[What the task requires]
Copy every line of the entry below character for character, with no changes or omissions.

** Start Entries **

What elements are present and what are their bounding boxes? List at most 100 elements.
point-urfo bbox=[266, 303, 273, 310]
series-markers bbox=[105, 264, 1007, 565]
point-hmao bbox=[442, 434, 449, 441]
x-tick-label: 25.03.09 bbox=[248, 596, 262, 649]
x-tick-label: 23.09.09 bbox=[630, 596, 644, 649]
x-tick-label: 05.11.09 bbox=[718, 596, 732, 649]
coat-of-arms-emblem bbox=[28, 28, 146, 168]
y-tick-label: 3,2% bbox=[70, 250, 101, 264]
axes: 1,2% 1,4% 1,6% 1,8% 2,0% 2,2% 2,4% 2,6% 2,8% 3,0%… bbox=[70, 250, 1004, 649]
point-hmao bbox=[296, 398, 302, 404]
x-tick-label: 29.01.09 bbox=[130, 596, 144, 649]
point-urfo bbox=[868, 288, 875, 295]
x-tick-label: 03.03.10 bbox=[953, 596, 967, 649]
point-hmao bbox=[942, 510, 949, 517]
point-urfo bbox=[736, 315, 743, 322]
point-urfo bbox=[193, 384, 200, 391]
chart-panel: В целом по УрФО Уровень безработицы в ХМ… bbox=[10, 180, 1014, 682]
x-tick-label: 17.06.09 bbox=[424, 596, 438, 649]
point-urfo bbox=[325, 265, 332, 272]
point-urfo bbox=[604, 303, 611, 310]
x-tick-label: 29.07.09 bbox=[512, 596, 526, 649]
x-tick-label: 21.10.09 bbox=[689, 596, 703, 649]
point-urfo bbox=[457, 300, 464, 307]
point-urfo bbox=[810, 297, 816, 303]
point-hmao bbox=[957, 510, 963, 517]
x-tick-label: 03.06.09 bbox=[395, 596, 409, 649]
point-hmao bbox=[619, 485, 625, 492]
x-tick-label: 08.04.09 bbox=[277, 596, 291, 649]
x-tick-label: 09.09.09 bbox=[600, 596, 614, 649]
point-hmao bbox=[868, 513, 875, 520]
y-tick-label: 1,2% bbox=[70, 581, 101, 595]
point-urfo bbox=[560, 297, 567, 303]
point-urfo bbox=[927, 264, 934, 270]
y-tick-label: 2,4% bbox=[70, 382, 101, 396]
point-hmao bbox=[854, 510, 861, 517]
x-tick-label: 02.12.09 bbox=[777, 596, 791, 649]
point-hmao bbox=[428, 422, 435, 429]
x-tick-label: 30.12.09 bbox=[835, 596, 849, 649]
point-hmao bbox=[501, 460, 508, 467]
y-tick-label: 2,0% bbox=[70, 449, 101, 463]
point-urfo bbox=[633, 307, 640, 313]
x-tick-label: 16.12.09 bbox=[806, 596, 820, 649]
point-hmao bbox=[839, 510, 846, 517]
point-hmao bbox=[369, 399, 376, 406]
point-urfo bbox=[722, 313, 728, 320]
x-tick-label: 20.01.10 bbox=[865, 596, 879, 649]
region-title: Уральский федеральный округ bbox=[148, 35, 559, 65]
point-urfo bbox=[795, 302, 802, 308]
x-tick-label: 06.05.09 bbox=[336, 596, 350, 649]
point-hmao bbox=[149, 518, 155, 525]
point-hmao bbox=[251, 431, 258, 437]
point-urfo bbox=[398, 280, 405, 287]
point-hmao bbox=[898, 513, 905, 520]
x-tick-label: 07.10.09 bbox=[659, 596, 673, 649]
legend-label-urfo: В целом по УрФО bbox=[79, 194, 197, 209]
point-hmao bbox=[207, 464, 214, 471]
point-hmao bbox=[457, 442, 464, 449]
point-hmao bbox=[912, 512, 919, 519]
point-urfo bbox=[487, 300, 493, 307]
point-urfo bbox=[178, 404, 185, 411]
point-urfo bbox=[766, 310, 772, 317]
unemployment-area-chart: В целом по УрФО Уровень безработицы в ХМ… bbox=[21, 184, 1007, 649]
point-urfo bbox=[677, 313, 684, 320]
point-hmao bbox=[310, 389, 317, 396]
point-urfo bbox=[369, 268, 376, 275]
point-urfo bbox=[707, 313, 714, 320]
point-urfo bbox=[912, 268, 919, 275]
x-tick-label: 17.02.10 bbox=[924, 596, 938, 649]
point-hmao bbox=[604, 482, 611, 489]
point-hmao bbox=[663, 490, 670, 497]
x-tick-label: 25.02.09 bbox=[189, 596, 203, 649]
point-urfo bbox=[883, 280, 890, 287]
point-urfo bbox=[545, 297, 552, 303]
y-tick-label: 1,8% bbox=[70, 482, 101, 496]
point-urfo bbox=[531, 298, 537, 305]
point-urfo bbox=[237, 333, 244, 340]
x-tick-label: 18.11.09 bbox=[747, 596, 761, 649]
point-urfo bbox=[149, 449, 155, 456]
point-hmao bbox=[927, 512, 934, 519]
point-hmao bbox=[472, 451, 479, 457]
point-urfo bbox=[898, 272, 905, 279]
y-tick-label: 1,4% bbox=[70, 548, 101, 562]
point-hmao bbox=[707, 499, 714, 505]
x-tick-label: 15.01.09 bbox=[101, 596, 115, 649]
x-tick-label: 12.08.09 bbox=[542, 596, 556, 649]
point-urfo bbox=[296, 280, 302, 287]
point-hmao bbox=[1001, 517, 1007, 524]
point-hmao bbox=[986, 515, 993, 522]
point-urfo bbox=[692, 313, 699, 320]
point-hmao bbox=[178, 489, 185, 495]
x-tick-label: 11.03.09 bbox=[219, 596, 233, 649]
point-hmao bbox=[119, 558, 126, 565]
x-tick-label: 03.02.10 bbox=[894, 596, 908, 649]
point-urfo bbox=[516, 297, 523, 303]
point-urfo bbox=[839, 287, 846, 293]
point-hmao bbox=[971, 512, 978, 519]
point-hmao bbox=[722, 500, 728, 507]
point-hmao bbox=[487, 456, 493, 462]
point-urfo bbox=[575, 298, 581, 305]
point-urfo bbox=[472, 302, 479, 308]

** End Entries **

[Correct result]
What elements are present and what are their bounding boxes? List at most 100 elements.
point-urfo bbox=[266, 303, 273, 310]
series-markers bbox=[105, 264, 1007, 565]
point-hmao bbox=[442, 434, 449, 441]
x-tick-label: 25.03.09 bbox=[248, 596, 262, 649]
x-tick-label: 23.09.09 bbox=[630, 596, 644, 649]
x-tick-label: 05.11.09 bbox=[718, 596, 732, 649]
coat-of-arms-emblem bbox=[28, 28, 146, 168]
y-tick-label: 3,2% bbox=[70, 250, 101, 264]
axes: 1,2% 1,4% 1,6% 1,8% 2,0% 2,2% 2,4% 2,6% 2,8% 3,0%… bbox=[70, 250, 1004, 649]
point-hmao bbox=[296, 398, 302, 404]
x-tick-label: 29.01.09 bbox=[130, 596, 144, 649]
point-urfo bbox=[868, 288, 875, 295]
x-tick-label: 03.03.10 bbox=[953, 596, 967, 649]
point-hmao bbox=[942, 510, 949, 517]
point-urfo bbox=[736, 315, 743, 322]
point-urfo bbox=[193, 384, 200, 391]
chart-panel: В целом по УрФО Уровень безработицы в ХМ… bbox=[10, 180, 1014, 682]
x-tick-label: 17.06.09 bbox=[424, 596, 438, 649]
point-urfo bbox=[325, 265, 332, 272]
point-urfo bbox=[604, 303, 611, 310]
x-tick-label: 29.07.09 bbox=[512, 596, 526, 649]
x-tick-label: 21.10.09 bbox=[689, 596, 703, 649]
point-urfo bbox=[457, 300, 464, 307]
point-urfo bbox=[810, 297, 816, 303]
point-hmao bbox=[957, 510, 963, 517]
x-tick-label: 03.06.09 bbox=[395, 596, 409, 649]
point-hmao bbox=[619, 485, 625, 492]
x-tick-label: 08.04.09 bbox=[277, 596, 291, 649]
x-tick-label: 09.09.09 bbox=[600, 596, 614, 649]
point-hmao bbox=[868, 513, 875, 520]
y-tick-label: 1,2% bbox=[70, 581, 101, 595]
point-urfo bbox=[560, 297, 567, 303]
point-urfo bbox=[927, 264, 934, 270]
y-tick-label: 2,4% bbox=[70, 382, 101, 396]
point-hmao bbox=[854, 510, 861, 517]
x-tick-label: 02.12.09 bbox=[777, 596, 791, 649]
point-hmao bbox=[428, 422, 435, 429]
x-tick-label: 30.12.09 bbox=[835, 596, 849, 649]
point-hmao bbox=[501, 460, 508, 467]
y-tick-label: 2,0% bbox=[70, 449, 101, 463]
point-urfo bbox=[633, 307, 640, 313]
x-tick-label: 16.12.09 bbox=[806, 596, 820, 649]
point-hmao bbox=[839, 510, 846, 517]
point-hmao bbox=[369, 399, 376, 406]
point-urfo bbox=[722, 313, 728, 320]
x-tick-label: 20.01.10 bbox=[865, 596, 879, 649]
region-title: Уральский федеральный округ bbox=[148, 35, 559, 65]
point-urfo bbox=[795, 302, 802, 308]
x-tick-label: 06.05.09 bbox=[336, 596, 350, 649]
point-hmao bbox=[149, 518, 155, 525]
point-hmao bbox=[251, 431, 258, 437]
point-urfo bbox=[398, 280, 405, 287]
point-hmao bbox=[898, 513, 905, 520]
x-tick-label: 07.10.09 bbox=[659, 596, 673, 649]
legend-label-urfo: В целом по УрФО bbox=[79, 194, 197, 209]
point-hmao bbox=[207, 464, 214, 471]
point-hmao bbox=[457, 442, 464, 449]
point-hmao bbox=[912, 512, 919, 519]
point-urfo bbox=[487, 300, 493, 307]
point-urfo bbox=[178, 404, 185, 411]
point-urfo bbox=[766, 310, 772, 317]
unemployment-area-chart: В целом по УрФО Уровень безработицы в ХМ… bbox=[21, 184, 1007, 649]
point-urfo bbox=[677, 313, 684, 320]
point-hmao bbox=[310, 389, 317, 396]
point-urfo bbox=[369, 268, 376, 275]
point-urfo bbox=[707, 313, 714, 320]
point-urfo bbox=[912, 268, 919, 275]
x-tick-label: 17.02.10 bbox=[924, 596, 938, 649]
point-hmao bbox=[604, 482, 611, 489]
point-hmao bbox=[663, 490, 670, 497]
x-tick-label: 25.02.09 bbox=[189, 596, 203, 649]
point-urfo bbox=[883, 280, 890, 287]
point-urfo bbox=[545, 297, 552, 303]
y-tick-label: 1,8% bbox=[70, 482, 101, 496]
point-urfo bbox=[531, 298, 537, 305]
point-urfo bbox=[237, 333, 244, 340]
x-tick-label: 18.11.09 bbox=[747, 596, 761, 649]
point-urfo bbox=[149, 449, 155, 456]
point-hmao bbox=[927, 512, 934, 519]
point-hmao bbox=[472, 451, 479, 457]
point-urfo bbox=[898, 272, 905, 279]
y-tick-label: 1,4% bbox=[70, 548, 101, 562]
point-hmao bbox=[707, 499, 714, 505]
x-tick-label: 15.01.09 bbox=[101, 596, 115, 649]
x-tick-label: 12.08.09 bbox=[542, 596, 556, 649]
point-urfo bbox=[296, 280, 302, 287]
point-hmao bbox=[1001, 517, 1007, 524]
point-hmao bbox=[986, 515, 993, 522]
point-urfo bbox=[692, 313, 699, 320]
point-hmao bbox=[178, 489, 185, 495]
x-tick-label: 11.03.09 bbox=[219, 596, 233, 649]
point-hmao bbox=[119, 558, 126, 565]
x-tick-label: 03.02.10 bbox=[894, 596, 908, 649]
point-urfo bbox=[516, 297, 523, 303]
point-urfo bbox=[839, 287, 846, 293]
point-hmao bbox=[971, 512, 978, 519]
point-hmao bbox=[722, 500, 728, 507]
point-hmao bbox=[487, 456, 493, 462]
point-urfo bbox=[575, 298, 581, 305]
point-urfo bbox=[472, 302, 479, 308]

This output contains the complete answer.